▸ **Given problem**
Every entry needs to be reproduced exactly.

▸ **Given entries**
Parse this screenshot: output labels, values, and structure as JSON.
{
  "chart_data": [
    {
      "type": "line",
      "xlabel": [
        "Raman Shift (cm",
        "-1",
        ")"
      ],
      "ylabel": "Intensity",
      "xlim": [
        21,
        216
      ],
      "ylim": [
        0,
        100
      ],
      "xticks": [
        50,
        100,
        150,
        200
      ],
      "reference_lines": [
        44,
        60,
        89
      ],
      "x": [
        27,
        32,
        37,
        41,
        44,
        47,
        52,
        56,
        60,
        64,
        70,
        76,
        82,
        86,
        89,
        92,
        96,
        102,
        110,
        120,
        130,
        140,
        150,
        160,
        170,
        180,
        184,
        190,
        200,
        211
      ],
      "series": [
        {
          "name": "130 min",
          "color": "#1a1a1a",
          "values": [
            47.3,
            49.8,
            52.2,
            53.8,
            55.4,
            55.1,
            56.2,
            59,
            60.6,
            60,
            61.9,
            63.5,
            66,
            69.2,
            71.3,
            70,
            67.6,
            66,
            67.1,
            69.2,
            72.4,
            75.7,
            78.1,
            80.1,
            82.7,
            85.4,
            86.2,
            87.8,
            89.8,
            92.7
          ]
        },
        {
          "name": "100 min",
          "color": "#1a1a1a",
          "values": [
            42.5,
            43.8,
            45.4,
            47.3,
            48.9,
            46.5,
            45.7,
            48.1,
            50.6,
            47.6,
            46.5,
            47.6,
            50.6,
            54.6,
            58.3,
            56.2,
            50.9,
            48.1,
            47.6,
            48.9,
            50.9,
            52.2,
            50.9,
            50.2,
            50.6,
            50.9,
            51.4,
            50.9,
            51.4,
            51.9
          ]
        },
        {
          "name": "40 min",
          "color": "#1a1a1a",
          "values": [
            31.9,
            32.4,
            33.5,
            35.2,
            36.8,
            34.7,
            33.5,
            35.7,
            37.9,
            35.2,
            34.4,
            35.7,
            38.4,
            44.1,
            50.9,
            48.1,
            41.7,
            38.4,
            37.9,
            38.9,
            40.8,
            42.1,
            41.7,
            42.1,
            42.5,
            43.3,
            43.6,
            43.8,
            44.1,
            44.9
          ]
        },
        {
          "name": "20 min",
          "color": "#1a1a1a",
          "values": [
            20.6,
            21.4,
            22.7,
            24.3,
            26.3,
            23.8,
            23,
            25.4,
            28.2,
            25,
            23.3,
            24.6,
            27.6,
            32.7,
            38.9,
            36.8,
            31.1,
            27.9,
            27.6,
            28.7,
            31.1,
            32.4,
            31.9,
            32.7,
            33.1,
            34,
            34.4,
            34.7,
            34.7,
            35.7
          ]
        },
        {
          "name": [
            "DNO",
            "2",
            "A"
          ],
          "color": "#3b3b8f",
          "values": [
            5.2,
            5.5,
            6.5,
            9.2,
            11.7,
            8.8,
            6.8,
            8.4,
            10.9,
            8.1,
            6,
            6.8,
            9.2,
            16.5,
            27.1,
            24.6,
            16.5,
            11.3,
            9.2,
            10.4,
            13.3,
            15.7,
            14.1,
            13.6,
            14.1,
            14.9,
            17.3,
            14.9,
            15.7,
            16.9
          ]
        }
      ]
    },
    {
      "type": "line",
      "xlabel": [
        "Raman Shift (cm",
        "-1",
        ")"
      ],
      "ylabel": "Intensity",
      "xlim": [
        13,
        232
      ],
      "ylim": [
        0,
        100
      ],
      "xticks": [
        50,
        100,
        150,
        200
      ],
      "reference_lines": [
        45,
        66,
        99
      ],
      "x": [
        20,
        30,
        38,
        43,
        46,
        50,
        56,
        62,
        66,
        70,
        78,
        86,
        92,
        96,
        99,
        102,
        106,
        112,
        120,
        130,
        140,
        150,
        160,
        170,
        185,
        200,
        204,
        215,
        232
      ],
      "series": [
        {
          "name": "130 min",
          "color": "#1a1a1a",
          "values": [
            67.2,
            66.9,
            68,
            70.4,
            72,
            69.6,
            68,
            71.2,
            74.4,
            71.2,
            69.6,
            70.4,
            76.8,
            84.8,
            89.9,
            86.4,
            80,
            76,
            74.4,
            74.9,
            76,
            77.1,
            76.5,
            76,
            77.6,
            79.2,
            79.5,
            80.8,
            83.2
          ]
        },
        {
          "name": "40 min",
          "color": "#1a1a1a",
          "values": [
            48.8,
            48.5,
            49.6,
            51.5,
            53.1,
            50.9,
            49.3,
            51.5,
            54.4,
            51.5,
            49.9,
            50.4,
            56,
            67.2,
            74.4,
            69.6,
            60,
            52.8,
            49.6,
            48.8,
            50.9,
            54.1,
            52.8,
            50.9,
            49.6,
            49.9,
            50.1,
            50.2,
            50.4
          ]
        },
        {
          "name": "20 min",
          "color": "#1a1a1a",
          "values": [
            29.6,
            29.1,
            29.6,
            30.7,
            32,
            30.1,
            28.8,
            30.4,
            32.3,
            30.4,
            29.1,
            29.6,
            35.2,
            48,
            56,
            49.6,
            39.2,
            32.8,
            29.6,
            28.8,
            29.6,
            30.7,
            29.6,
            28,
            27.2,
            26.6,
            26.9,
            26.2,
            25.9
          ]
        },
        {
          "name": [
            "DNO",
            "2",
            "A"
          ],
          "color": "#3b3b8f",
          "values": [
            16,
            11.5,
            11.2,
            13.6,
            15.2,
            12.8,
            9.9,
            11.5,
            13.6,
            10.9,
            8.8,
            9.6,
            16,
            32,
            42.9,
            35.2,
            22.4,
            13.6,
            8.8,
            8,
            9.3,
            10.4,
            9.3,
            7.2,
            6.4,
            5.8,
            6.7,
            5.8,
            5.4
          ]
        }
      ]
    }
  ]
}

▸ **Answer**
Parse this screenshot: output labels, values, and structure as JSON.
{
  "chart_data": [
    {
      "type": "line",
      "xlabel": [
        "Raman Shift (cm",
        "-1",
        ")"
      ],
      "ylabel": "Intensity",
      "xlim": [
        21,
        216
      ],
      "ylim": [
        0,
        100
      ],
      "xticks": [
        50,
        100,
        150,
        200
      ],
      "reference_lines": [
        44,
        60,
        89
      ],
      "x": [
        27,
        32,
        37,
        41,
        44,
        47,
        52,
        56,
        60,
        64,
        70,
        76,
        82,
        86,
        89,
        92,
        96,
        102,
        110,
        120,
        130,
        140,
        150,
        160,
        170,
        180,
        184,
        190,
        200,
        211
      ],
      "series": [
        {
          "name": "130 min",
          "color": "#1a1a1a",
          "values": [
            47.3,
            49.8,
            52.2,
            53.8,
            55.4,
            55.1,
            56.2,
            59,
            60.6,
            60,
            61.9,
            63.5,
            66,
            69.2,
            71.3,
            70,
            67.6,
            66,
            67.1,
            69.2,
            72.4,
            75.7,
            78.1,
            80.1,
            82.7,
            85.4,
            86.2,
            87.8,
            89.8,
            92.7
          ]
        },
        {
          "name": "100 min",
          "color": "#1a1a1a",
          "values": [
            42.5,
            43.8,
            45.4,
            47.3,
            48.9,
            46.5,
            45.7,
            48.1,
            50.6,
            47.6,
            46.5,
            47.6,
            50.6,
            54.6,
            58.3,
            56.2,
            50.9,
            48.1,
            47.6,
            48.9,
            50.9,
            52.2,
            50.9,
            50.2,
            50.6,
            50.9,
            51.4,
            50.9,
            51.4,
            51.9
          ]
        },
        {
          "name": "40 min",
          "color": "#1a1a1a",
          "values": [
            31.9,
            32.4,
            33.5,
            35.2,
            36.8,
            34.7,
            33.5,
            35.7,
            37.9,
            35.2,
            34.4,
            35.7,
            38.4,
            44.1,
            50.9,
            48.1,
            41.7,
            38.4,
            37.9,
            38.9,
            40.8,
            42.1,
            41.7,
            42.1,
            42.5,
            43.3,
            43.6,
            43.8,
            44.1,
            44.9
          ]
        },
        {
          "name": "20 min",
          "color": "#1a1a1a",
          "values": [
            20.6,
            21.4,
            22.7,
            24.3,
            26.3,
            23.8,
            23,
            25.4,
            28.2,
            25,
            23.3,
            24.6,
            27.6,
            32.7,
            38.9,
            36.8,
            31.1,
            27.9,
            27.6,
            28.7,
            31.1,
            32.4,
            31.9,
            32.7,
            33.1,
            34,
            34.4,
            34.7,
            34.7,
            35.7
          ]
        },
        {
          "name": [
            "DNO",
            "2",
            "A"
          ],
          "color": "#3b3b8f",
          "values": [
            5.2,
            5.5,
            6.5,
            9.2,
            11.7,
            8.8,
            6.8,
            8.4,
            10.9,
            8.1,
            6,
            6.8,
            9.2,
            16.5,
            27.1,
            24.6,
            16.5,
            11.3,
            9.2,
            10.4,
            13.3,
            15.7,
            14.1,
            13.6,
            14.1,
            14.9,
            17.3,
            14.9,
            15.7,
            16.9
          ]
        }
      ]
    },
    {
      "type": "line",
      "xlabel": [
        "Raman Shift (cm",
        "-1",
        ")"
      ],
      "ylabel": "Intensity",
      "xlim": [
        13,
        232
      ],
      "ylim": [
        0,
        100
      ],
      "xticks": [
        50,
        100,
        150,
        200
      ],
      "reference_lines": [
        45,
        66,
        99
      ],
      "x": [
        20,
        30,
        38,
        43,
        46,
        50,
        56,
        62,
        66,
        70,
        78,
        86,
        92,
        96,
        99,
        102,
        106,
        112,
        120,
        130,
        140,
        150,
        160,
        170,
        185,
        200,
        204,
        215,
        232
      ],
      "series": [
        {
          "name": "130 min",
          "color": "#1a1a1a",
          "values": [
            67.2,
            66.9,
            68,
            70.4,
            72,
            69.6,
            68,
            71.2,
            74.4,
            71.2,
            69.6,
            70.4,
            76.8,
            84.8,
            89.9,
            86.4,
            80,
            76,
            74.4,
            74.9,
            76,
            77.1,
            76.5,
            76,
            77.6,
            79.2,
            79.5,
            80.8,
            83.2
          ]
        },
        {
          "name": "40 min",
          "color": "#1a1a1a",
          "values": [
            48.8,
            48.5,
            49.6,
            51.5,
            53.1,
            50.9,
            49.3,
            51.5,
            54.4,
            51.5,
            49.9,
            50.4,
            56,
            67.2,
            74.4,
            69.6,
            60,
            52.8,
            49.6,
            48.8,
            50.9,
            54.1,
            52.8,
            50.9,
            49.6,
            49.9,
            50.1,
            50.2,
            50.4
          ]
        },
        {
          "name": "20 min",
          "color": "#1a1a1a",
          "values": [
            29.6,
            29.1,
            29.6,
            30.7,
            32,
            30.1,
            28.8,
            30.4,
            32.3,
            30.4,
            29.1,
            29.6,
            35.2,
            48,
            56,
            49.6,
            39.2,
            32.8,
            29.6,
            28.8,
            29.6,
            30.7,
            29.6,
            28,
            27.2,
            26.6,
            26.9,
            26.2,
            25.9
          ]
        },
        {
          "name": [
            "DNO",
            "2",
            "A"
          ],
          "color": "#3b3b8f",
          "values": [
            16,
            11.5,
            11.2,
            13.6,
            15.2,
            12.8,
            9.9,
            11.5,
            13.6,
            10.9,
            8.8,
            9.6,
            16,
            32,
            42.9,
            35.2,
            22.4,
            13.6,
            8.8,
            8,
            9.3,
            10.4,
            9.3,
            7.2,
            6.4,
            5.8,
            6.7,
            5.8,
            5.4
          ]
        }
      ]
    }
  ]
}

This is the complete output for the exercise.